### [EXERCISE DESCRIPTION]
Your task is to copy every line of the entries that contains "Fishing".

___ DATA IN THIS EXERCISE ___

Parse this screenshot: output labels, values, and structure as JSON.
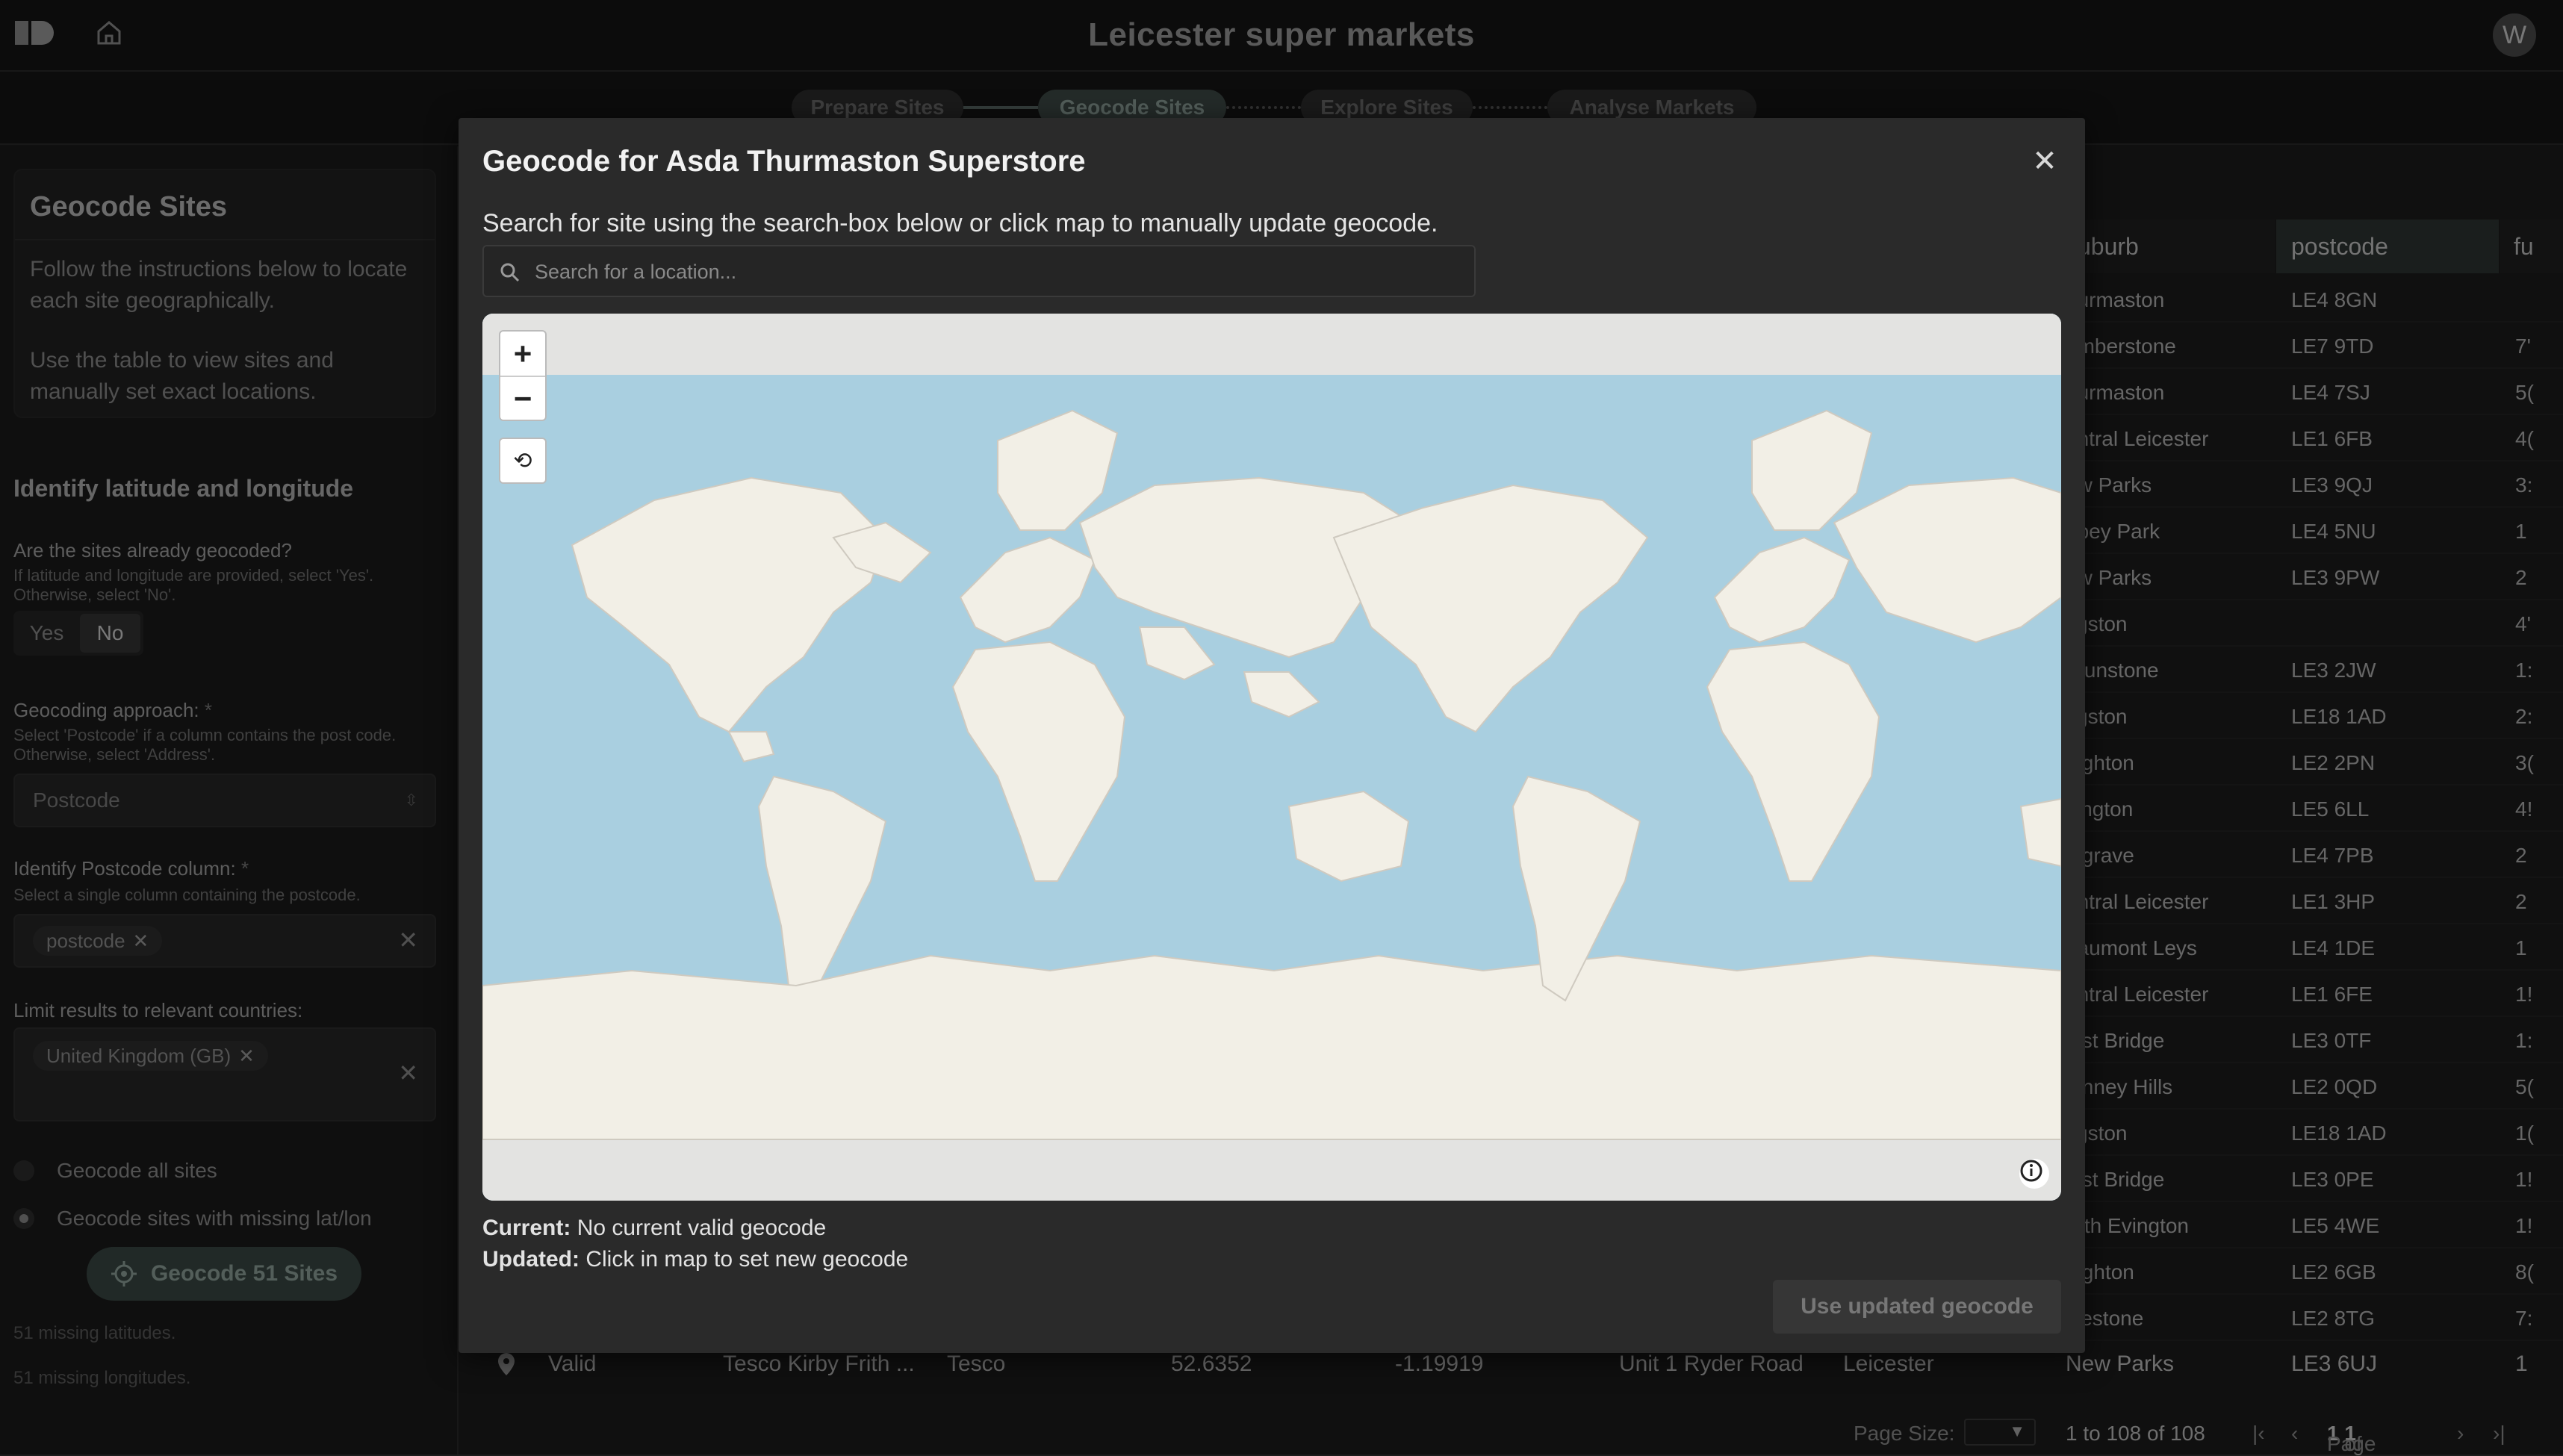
{
  "header": {
    "title": "Leicester super markets",
    "avatar_initial": "W"
  },
  "stepper": {
    "steps": [
      "Prepare Sites",
      "Geocode Sites",
      "Explore Sites",
      "Analyse Markets"
    ],
    "active": 1
  },
  "left_panel": {
    "card_title": "Geocode Sites",
    "card_text_1": "Follow the instructions below to locate each site geographically.",
    "card_text_2": "Use the table to view sites and manually set exact locations.",
    "section_title": "Identify latitude and longitude",
    "q_geocoded_label": "Are the sites already geocoded?",
    "q_geocoded_help": "If latitude and longitude are provided, select 'Yes'. Otherwise, select 'No'.",
    "toggle_yes": "Yes",
    "toggle_no": "No",
    "approach_label": "Geocoding approach:",
    "approach_help": "Select 'Postcode' if a column contains the post code. Otherwise, select 'Address'.",
    "approach_value": "Postcode",
    "postcode_col_label": "Identify Postcode column:",
    "postcode_col_help": "Select a single column containing the postcode.",
    "postcode_col_chip": "postcode",
    "countries_label": "Limit results to relevant countries:",
    "countries_chip": "United Kingdom (GB)",
    "radio_all": "Geocode all sites",
    "radio_missing": "Geocode sites with missing lat/lon",
    "geocode_button": "Geocode 51 Sites",
    "missing_lat": "51 missing latitudes.",
    "missing_lon": "51 missing longitudes.",
    "required_mark": "*"
  },
  "table": {
    "headers": {
      "suburb": "uburb",
      "postcode": "postcode",
      "fu": "fu"
    },
    "rows": [
      [
        "hurmaston",
        "LE4 8GN",
        ""
      ],
      [
        "umberstone",
        "LE7 9TD",
        "7'"
      ],
      [
        "hurmaston",
        "LE4 7SJ",
        "5("
      ],
      [
        "entral Leicester",
        "LE1 6FB",
        "4("
      ],
      [
        "ew Parks",
        "LE3 9QJ",
        "3:"
      ],
      [
        "bbey Park",
        "LE4 5NU",
        "1"
      ],
      [
        "ew Parks",
        "LE3 9PW",
        "2"
      ],
      [
        "figston",
        "",
        "4'"
      ],
      [
        "raunstone",
        "LE3 2JW",
        "1:"
      ],
      [
        "figston",
        "LE18 1AD",
        "2:"
      ],
      [
        "nighton",
        "LE2 2PN",
        "3("
      ],
      [
        "vington",
        "LE5 6LL",
        "4!"
      ],
      [
        "elgrave",
        "LE4 7PB",
        "2"
      ],
      [
        "entral Leicester",
        "LE1 3HP",
        "2"
      ],
      [
        "eaumont Leys",
        "LE4 1DE",
        "1"
      ],
      [
        "entral Leicester",
        "LE1 6FE",
        "1!"
      ],
      [
        "lest Bridge",
        "LE3 0TF",
        "1:"
      ],
      [
        "binney Hills",
        "LE2 0QD",
        "5("
      ],
      [
        "figston",
        "LE18 1AD",
        "1("
      ],
      [
        "lest Bridge",
        "LE3 0PE",
        "1!"
      ],
      [
        "orth Evington",
        "LE5 4WE",
        "1!"
      ],
      [
        "nighton",
        "LE2 6GB",
        "8("
      ],
      [
        "ylestone",
        "LE2 8TG",
        "7:"
      ]
    ],
    "bottom_row": {
      "status": "Valid",
      "name": "Tesco Kirby Frith ...",
      "brand": "Tesco",
      "lat": "52.6352",
      "lon": "-1.19919",
      "address": "Unit 1 Ryder Road",
      "city": "Leicester",
      "suburb": "New Parks",
      "postcode": "LE3 6UJ",
      "fu": "1"
    },
    "footer": {
      "page_size_label": "Page Size:",
      "range": "1 to 108 of 108",
      "page_text": "Page",
      "page_num": "1",
      "of_text": "of",
      "page_total": "1"
    }
  },
  "modal": {
    "title": "Geocode for Asda Thurmaston Superstore",
    "instructions": "Search for site using the search-box below or click map to manually update geocode.",
    "search_placeholder": "Search for a location...",
    "zoom_in": "+",
    "zoom_out": "−",
    "reset": "⟲",
    "current_label": "Current:",
    "current_value": "No current valid geocode",
    "updated_label": "Updated:",
    "updated_value": "Click in map to set new geocode",
    "use_button": "Use updated geocode"
  },
  "colors": {
    "map_water": "#a9cfe0",
    "map_land": "#f2efe6",
    "accent": "#3a4844"
  }
}
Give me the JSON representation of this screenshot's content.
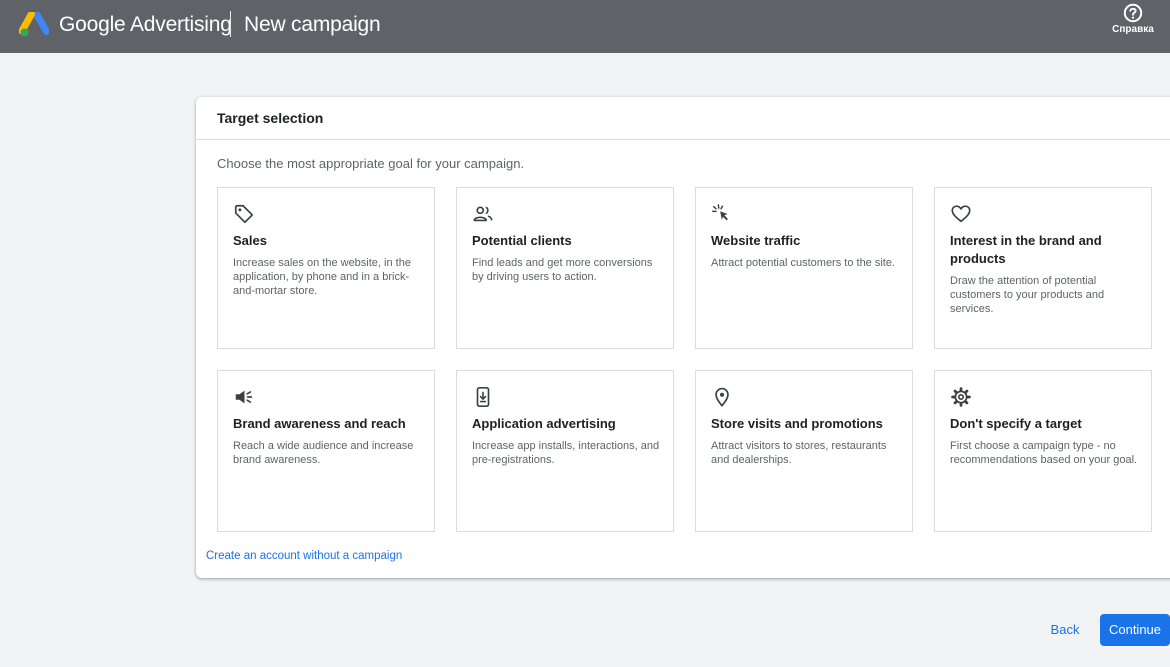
{
  "header": {
    "brand": "Google Advertising",
    "page_title": "New campaign",
    "help_label": "Справка"
  },
  "card": {
    "title": "Target selection",
    "subtitle": "Choose the most appropriate goal for your campaign.",
    "goals": [
      {
        "icon": "tag-icon",
        "title": "Sales",
        "description": "Increase sales on the website, in the application, by phone and in a brick-and-mortar store."
      },
      {
        "icon": "people-icon",
        "title": "Potential clients",
        "description": "Find leads and get more conversions by driving users to action."
      },
      {
        "icon": "cursor-click-icon",
        "title": "Website traffic",
        "description": "Attract potential customers to the site."
      },
      {
        "icon": "heart-icon",
        "title": "Interest in the brand and products",
        "description": "Draw the attention of potential customers to your products and services."
      },
      {
        "icon": "megaphone-icon",
        "title": "Brand awareness and reach",
        "description": "Reach a wide audience and increase brand awareness."
      },
      {
        "icon": "phone-download-icon",
        "title": "Application advertising",
        "description": "Increase app installs, interactions, and pre-registrations."
      },
      {
        "icon": "location-pin-icon",
        "title": "Store visits and promotions",
        "description": "Attract visitors to stores, restaurants and dealerships."
      },
      {
        "icon": "gear-icon",
        "title": "Don't specify a target",
        "description": "First choose a campaign type - no recommendations based on your goal."
      }
    ],
    "no_campaign_link": "Create an account without a campaign"
  },
  "footer": {
    "back_label": "Back",
    "continue_label": "Continue"
  },
  "colors": {
    "header_bg": "#5f6368",
    "page_bg": "#f1f3f4",
    "accent": "#1a73e8"
  }
}
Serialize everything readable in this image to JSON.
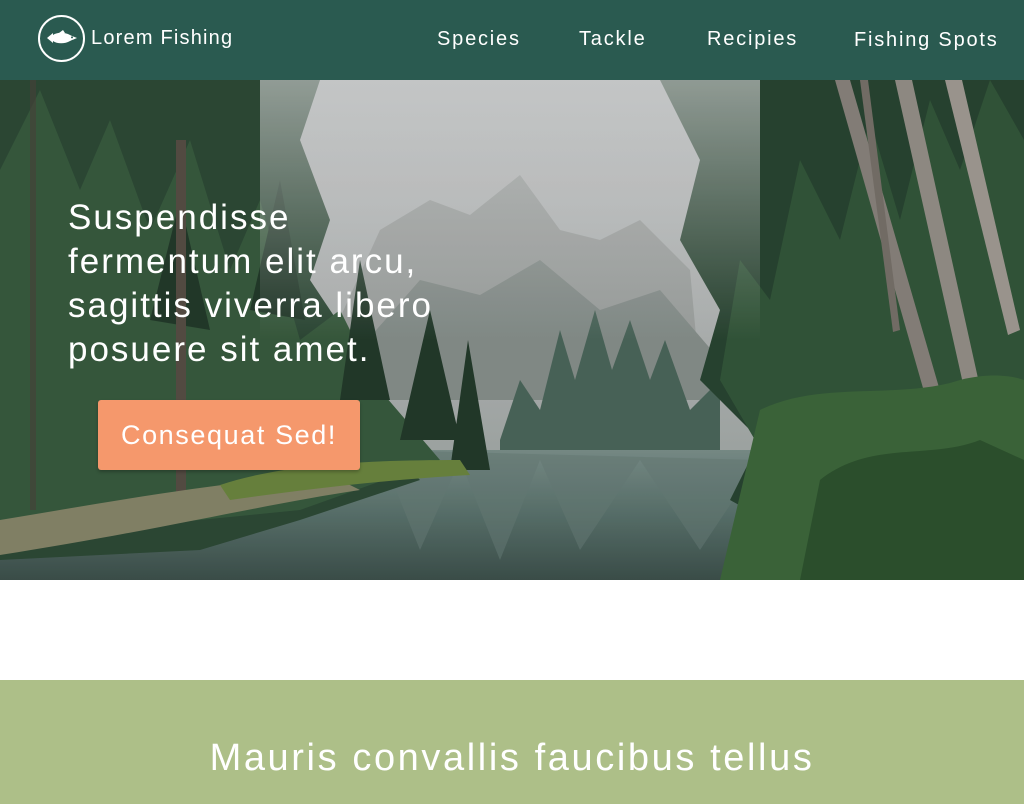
{
  "brand": {
    "name": "Lorem Fishing",
    "logo_icon": "fish-icon"
  },
  "nav": {
    "items": [
      {
        "label": "Species"
      },
      {
        "label": "Tackle"
      },
      {
        "label": "Recipies"
      },
      {
        "label": "Fishing Spots"
      }
    ]
  },
  "hero": {
    "headline": "Suspendisse fermentum elit arcu, sagittis viverra libero posuere sit amet.",
    "cta_label": "Consequat Sed!",
    "background": "forest-lake-mountain-photo"
  },
  "section": {
    "heading": "Mauris convallis faucibus tellus"
  },
  "colors": {
    "navbar": "#2a5a50",
    "cta": "#f5986c",
    "section_band": "#adbf88",
    "text": "#ffffff"
  }
}
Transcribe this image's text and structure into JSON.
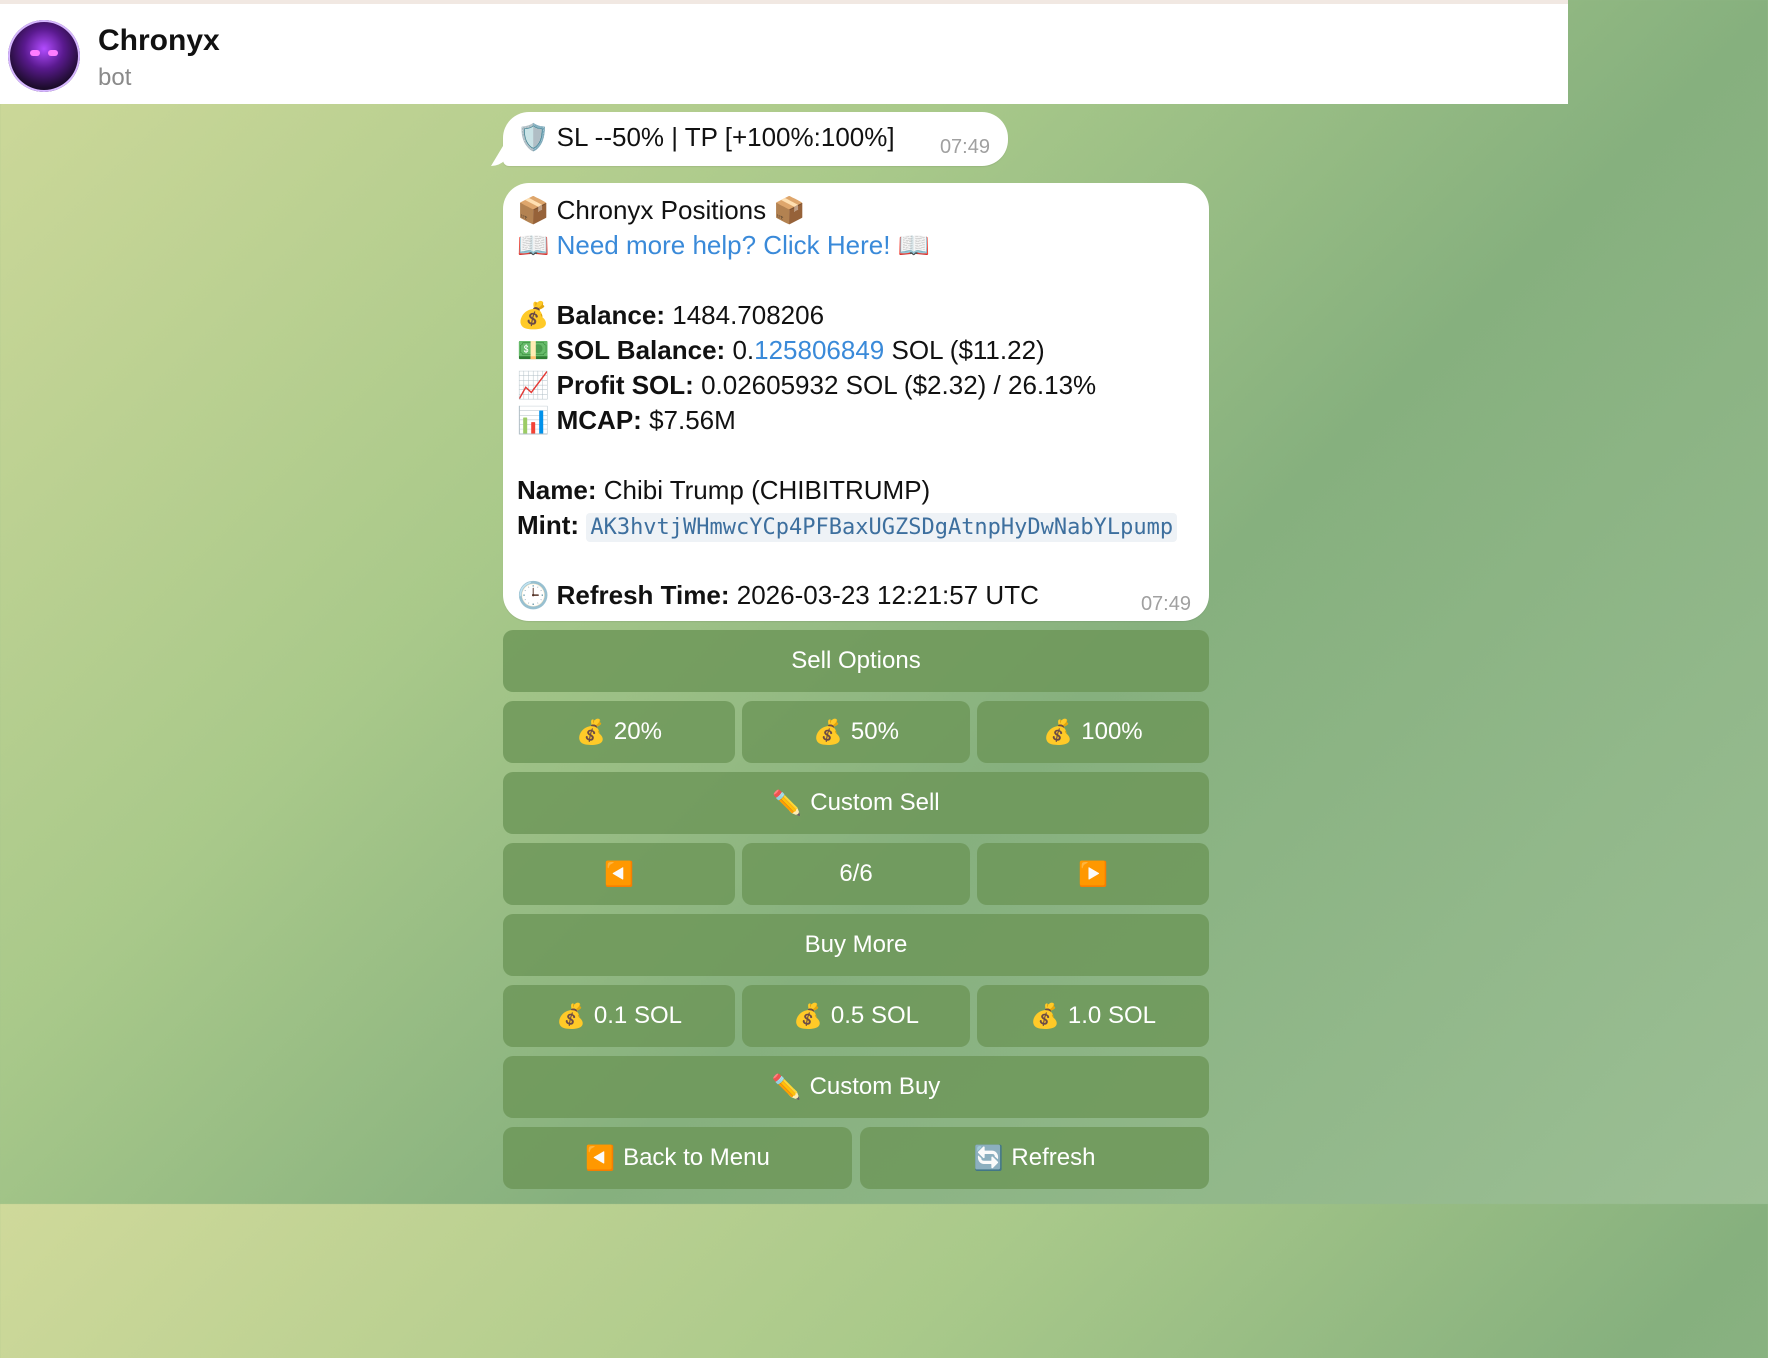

___

### [SOLUTION TO THIS EXERCISE]
    "name": "Lorem Fishing",
        "label": "Fishing Spots"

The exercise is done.